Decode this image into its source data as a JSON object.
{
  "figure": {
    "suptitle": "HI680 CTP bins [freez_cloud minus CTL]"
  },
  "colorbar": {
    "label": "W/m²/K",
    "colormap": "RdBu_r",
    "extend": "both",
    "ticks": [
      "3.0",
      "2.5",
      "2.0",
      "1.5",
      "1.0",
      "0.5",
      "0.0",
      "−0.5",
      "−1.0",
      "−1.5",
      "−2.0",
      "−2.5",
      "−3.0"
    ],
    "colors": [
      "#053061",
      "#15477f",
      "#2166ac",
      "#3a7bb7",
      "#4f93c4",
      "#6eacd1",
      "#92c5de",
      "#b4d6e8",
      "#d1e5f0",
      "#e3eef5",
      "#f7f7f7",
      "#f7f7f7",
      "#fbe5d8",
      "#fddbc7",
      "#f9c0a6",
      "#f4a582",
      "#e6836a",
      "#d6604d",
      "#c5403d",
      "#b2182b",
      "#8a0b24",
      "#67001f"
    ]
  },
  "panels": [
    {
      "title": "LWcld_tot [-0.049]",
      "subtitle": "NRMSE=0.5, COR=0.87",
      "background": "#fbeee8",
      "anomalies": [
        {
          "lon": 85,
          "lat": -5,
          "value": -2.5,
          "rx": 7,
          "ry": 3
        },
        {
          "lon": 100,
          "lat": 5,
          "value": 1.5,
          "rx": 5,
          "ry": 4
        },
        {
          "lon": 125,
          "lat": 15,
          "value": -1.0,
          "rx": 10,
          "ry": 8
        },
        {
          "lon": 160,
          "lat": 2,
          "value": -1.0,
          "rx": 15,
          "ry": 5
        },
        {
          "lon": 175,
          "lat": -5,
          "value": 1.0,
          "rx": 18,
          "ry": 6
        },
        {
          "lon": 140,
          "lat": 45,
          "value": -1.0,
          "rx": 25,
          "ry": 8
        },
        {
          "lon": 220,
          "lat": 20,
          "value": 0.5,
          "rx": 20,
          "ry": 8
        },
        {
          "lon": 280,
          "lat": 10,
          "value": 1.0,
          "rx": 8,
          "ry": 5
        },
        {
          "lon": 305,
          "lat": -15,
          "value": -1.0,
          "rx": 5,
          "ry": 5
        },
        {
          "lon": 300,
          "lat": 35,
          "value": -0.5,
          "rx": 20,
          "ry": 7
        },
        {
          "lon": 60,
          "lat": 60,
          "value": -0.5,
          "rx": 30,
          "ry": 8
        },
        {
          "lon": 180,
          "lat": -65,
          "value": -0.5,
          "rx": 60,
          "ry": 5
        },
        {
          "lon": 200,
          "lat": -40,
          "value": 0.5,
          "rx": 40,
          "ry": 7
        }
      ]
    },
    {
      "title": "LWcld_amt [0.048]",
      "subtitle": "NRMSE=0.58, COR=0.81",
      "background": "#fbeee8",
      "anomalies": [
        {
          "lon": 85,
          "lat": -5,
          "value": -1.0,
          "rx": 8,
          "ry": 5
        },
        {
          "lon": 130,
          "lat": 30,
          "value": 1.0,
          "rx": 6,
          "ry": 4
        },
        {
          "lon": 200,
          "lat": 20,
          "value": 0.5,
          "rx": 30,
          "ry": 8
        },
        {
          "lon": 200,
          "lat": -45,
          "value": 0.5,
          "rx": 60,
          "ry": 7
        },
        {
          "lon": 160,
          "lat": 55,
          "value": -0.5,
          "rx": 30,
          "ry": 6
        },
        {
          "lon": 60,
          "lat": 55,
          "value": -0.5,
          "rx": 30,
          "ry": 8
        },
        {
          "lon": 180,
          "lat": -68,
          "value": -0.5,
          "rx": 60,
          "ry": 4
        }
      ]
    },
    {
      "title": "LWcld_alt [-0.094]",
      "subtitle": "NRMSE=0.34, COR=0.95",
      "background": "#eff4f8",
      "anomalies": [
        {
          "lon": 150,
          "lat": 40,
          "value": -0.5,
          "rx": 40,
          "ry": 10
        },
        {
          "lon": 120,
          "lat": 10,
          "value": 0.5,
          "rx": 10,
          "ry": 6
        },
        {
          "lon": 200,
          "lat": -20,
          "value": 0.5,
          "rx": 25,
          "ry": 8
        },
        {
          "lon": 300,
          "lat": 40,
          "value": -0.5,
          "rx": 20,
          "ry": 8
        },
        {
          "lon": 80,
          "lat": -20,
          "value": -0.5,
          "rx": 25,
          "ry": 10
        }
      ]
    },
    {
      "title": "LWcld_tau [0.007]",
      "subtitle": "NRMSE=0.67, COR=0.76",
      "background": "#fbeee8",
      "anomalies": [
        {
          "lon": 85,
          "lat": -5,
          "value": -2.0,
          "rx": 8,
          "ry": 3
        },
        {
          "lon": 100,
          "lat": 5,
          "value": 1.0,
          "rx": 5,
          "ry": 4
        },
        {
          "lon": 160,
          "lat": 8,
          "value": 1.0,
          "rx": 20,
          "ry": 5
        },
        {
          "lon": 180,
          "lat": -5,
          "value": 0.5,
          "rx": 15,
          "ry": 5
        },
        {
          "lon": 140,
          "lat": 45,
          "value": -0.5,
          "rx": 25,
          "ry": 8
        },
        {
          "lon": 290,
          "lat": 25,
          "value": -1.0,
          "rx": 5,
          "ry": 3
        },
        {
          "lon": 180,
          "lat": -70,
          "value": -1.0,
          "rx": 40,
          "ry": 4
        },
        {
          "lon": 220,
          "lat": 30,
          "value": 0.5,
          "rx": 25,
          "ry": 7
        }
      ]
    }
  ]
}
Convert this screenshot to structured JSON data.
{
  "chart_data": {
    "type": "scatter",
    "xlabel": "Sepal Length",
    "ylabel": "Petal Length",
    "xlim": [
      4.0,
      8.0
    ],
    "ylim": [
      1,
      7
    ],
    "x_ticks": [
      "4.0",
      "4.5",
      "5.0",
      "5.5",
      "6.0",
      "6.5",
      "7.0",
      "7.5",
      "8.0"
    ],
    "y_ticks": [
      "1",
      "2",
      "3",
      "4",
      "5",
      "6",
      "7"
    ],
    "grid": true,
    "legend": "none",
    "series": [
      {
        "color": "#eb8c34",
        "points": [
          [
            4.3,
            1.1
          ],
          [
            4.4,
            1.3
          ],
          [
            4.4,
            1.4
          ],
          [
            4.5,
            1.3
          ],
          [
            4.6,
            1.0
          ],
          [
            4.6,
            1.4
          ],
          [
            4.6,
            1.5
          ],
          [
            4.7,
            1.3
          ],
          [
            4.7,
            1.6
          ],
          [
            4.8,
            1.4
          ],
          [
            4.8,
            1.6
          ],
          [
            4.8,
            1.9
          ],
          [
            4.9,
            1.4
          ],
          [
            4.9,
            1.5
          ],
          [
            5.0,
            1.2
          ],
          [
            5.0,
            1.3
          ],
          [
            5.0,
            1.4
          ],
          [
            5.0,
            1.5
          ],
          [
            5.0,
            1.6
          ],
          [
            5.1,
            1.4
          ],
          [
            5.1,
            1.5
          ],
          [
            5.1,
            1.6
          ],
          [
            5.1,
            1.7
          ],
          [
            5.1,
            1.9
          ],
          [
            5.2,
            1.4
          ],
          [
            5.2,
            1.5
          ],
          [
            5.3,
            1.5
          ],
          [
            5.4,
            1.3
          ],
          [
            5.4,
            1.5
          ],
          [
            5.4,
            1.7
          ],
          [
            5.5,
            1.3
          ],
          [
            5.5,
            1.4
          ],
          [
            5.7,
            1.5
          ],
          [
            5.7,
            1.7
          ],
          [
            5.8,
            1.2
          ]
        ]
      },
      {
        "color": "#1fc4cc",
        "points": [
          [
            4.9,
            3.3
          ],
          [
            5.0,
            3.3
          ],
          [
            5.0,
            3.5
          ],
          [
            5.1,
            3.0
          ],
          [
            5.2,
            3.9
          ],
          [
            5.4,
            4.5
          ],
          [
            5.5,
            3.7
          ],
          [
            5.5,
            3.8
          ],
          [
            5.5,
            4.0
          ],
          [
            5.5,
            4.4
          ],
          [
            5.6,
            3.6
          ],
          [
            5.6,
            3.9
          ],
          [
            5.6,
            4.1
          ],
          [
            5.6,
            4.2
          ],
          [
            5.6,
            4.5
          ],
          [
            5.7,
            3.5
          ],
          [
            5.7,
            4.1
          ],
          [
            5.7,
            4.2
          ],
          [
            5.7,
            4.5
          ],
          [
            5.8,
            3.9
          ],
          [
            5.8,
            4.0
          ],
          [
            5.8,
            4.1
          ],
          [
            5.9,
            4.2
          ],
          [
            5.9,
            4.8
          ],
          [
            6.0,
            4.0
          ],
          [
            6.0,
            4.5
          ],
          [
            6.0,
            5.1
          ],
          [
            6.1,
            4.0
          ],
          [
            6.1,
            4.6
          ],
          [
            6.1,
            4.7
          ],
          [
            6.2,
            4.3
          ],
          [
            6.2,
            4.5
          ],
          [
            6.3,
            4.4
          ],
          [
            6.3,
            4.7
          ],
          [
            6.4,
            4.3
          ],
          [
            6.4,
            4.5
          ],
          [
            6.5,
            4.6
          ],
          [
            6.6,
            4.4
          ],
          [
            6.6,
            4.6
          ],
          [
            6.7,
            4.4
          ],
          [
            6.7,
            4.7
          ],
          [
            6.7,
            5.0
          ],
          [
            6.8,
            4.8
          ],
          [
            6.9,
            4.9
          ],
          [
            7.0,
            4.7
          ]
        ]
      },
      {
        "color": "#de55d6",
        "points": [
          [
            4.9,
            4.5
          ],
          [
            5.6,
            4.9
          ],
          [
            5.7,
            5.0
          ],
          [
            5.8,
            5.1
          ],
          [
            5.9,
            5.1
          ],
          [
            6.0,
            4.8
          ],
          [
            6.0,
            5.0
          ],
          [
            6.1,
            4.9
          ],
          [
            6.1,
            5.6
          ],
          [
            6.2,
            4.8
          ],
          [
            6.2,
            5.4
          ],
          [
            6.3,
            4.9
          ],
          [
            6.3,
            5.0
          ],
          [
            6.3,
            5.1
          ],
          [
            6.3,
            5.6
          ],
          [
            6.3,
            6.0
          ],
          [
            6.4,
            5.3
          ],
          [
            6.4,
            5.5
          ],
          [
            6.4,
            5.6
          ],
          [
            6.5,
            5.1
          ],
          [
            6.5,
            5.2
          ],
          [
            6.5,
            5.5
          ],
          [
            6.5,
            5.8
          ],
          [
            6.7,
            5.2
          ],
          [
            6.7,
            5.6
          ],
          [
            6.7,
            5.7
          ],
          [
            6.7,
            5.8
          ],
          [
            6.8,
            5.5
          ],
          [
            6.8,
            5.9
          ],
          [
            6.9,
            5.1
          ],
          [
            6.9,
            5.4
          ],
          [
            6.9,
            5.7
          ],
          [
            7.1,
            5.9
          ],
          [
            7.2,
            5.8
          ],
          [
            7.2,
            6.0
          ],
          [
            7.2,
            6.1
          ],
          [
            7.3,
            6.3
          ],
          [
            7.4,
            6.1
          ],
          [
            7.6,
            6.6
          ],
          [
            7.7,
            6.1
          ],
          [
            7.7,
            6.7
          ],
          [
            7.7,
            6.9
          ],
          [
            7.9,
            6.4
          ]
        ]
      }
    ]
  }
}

● WHAT TO WORK ON: Pull out all lines of the data with the string "this".

● EXERCISE RESPONSE:
Decode this image into its source data as a JSON object.
Convert this screenshot to structured JSON data.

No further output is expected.